Objective - Please give again, with no changes, the lines of the data starting at the one containing "588, 590, 594]" and ending at the one containing "2004, 224, 2036]", including both of those lines.
▼
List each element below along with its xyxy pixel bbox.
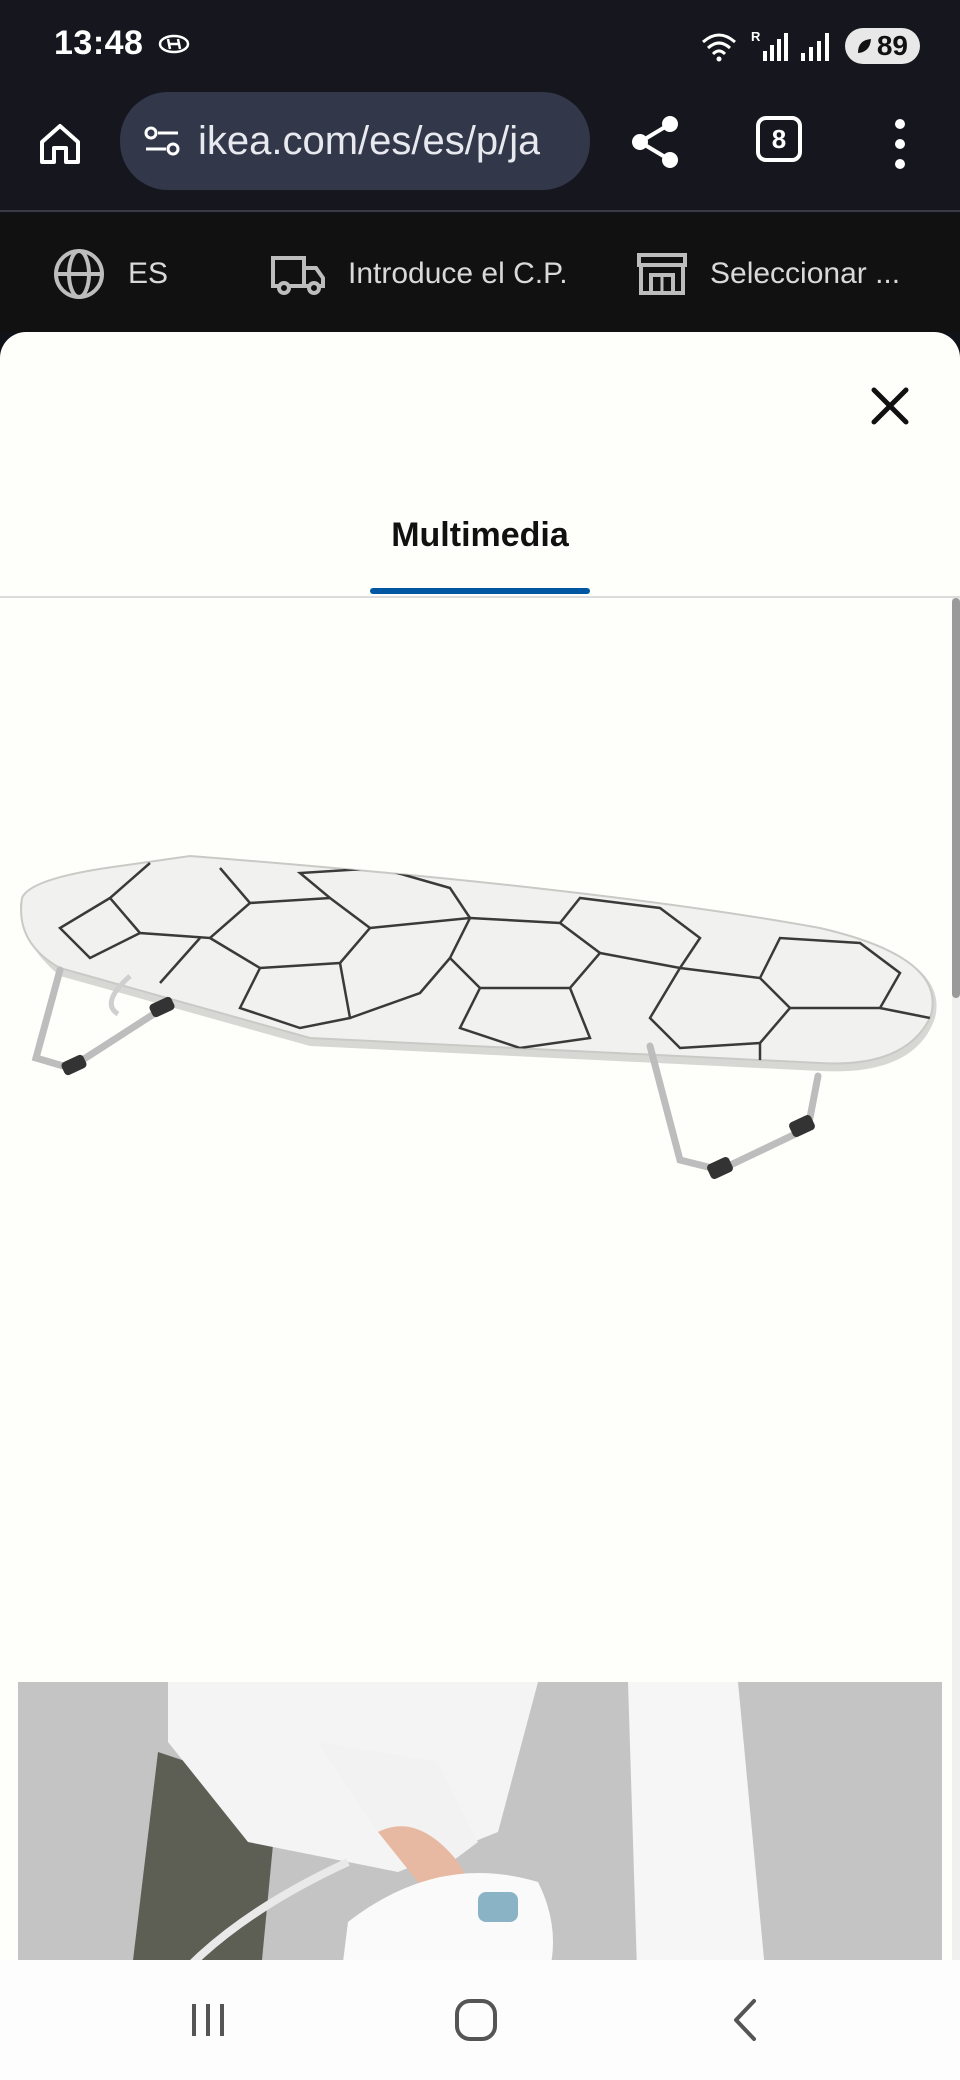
tab-active-indicator	[370, 588, 590, 594]
back-button[interactable]	[706, 1990, 786, 2050]
ironing-board-product-image[interactable]	[0, 598, 944, 1666]
browser-toolbar: ikea.com/es/es/p/ja 8	[0, 92, 960, 212]
language-selector[interactable]: ES	[52, 246, 168, 302]
person-ironing-illustration	[18, 1682, 942, 2000]
battery-indicator: 89	[844, 28, 920, 64]
signal-icon	[800, 33, 829, 61]
recent-apps-button[interactable]	[168, 1990, 248, 2050]
store-selector[interactable]: Seleccionar ...	[636, 246, 900, 302]
recent-apps-icon	[192, 2004, 224, 2036]
postal-code-selector[interactable]: Introduce el C.P.	[270, 246, 568, 302]
share-icon[interactable]	[626, 110, 686, 174]
screen: 13:48 R 89 ikea.com/es/es/p/ja 8 ES Intr…	[0, 0, 960, 2080]
back-icon	[734, 1999, 756, 2041]
scrollbar-thumb[interactable]	[952, 598, 960, 998]
battery-level: 89	[876, 30, 908, 61]
media-modal: Multimedia	[0, 332, 960, 2000]
home-nav-icon	[455, 1999, 497, 2041]
battery-leaf-icon	[857, 39, 871, 53]
home-nav-button[interactable]	[436, 1990, 516, 2050]
truck-icon	[271, 256, 325, 295]
hyundai-logo-icon	[158, 34, 190, 54]
wifi-icon	[701, 33, 736, 62]
url-text[interactable]: ikea.com/es/es/p/ja	[198, 119, 540, 164]
home-icon	[40, 124, 80, 164]
globe-icon	[54, 249, 104, 299]
tab-multimedia-label: Multimedia	[391, 516, 569, 554]
tab-multimedia[interactable]: Multimedia	[370, 510, 590, 594]
menu-dots-icon[interactable]	[880, 114, 920, 174]
close-icon[interactable]	[866, 382, 914, 430]
address-bar[interactable]: ikea.com/es/es/p/ja	[120, 92, 590, 190]
svg-text:R: R	[751, 29, 761, 44]
postal-code-label: Introduce el C.P.	[348, 257, 568, 290]
status-bar: 13:48 R 89	[0, 0, 960, 92]
site-settings-icon[interactable]	[140, 119, 184, 163]
store-icon	[637, 253, 687, 295]
status-icons: R 89	[699, 26, 920, 66]
tab-switcher-button[interactable]: 8	[756, 116, 802, 162]
ironing-board-illustration	[20, 854, 937, 1180]
language-label: ES	[128, 257, 169, 290]
store-label: Seleccionar ...	[710, 257, 901, 290]
ikea-utility-bar: ES Introduce el C.P. Seleccionar ...	[0, 214, 960, 332]
person-ironing-image[interactable]	[18, 1682, 942, 2000]
signal-r-icon: R	[751, 29, 788, 61]
status-time: 13:48	[54, 24, 144, 62]
home-button[interactable]	[30, 114, 90, 174]
system-nav-bar	[0, 1960, 960, 2080]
▲
In response -
tab-active-indicator	[370, 588, 590, 594]
back-button[interactable]	[706, 1990, 786, 2050]
ironing-board-product-image[interactable]	[0, 598, 944, 1666]
browser-toolbar: ikea.com/es/es/p/ja 8	[0, 92, 960, 212]
language-selector[interactable]: ES	[52, 246, 168, 302]
person-ironing-illustration	[18, 1682, 942, 2000]
battery-indicator: 89	[844, 28, 920, 64]
signal-icon	[800, 33, 829, 61]
recent-apps-button[interactable]	[168, 1990, 248, 2050]
store-selector[interactable]: Seleccionar ...	[636, 246, 900, 302]
recent-apps-icon	[192, 2004, 224, 2036]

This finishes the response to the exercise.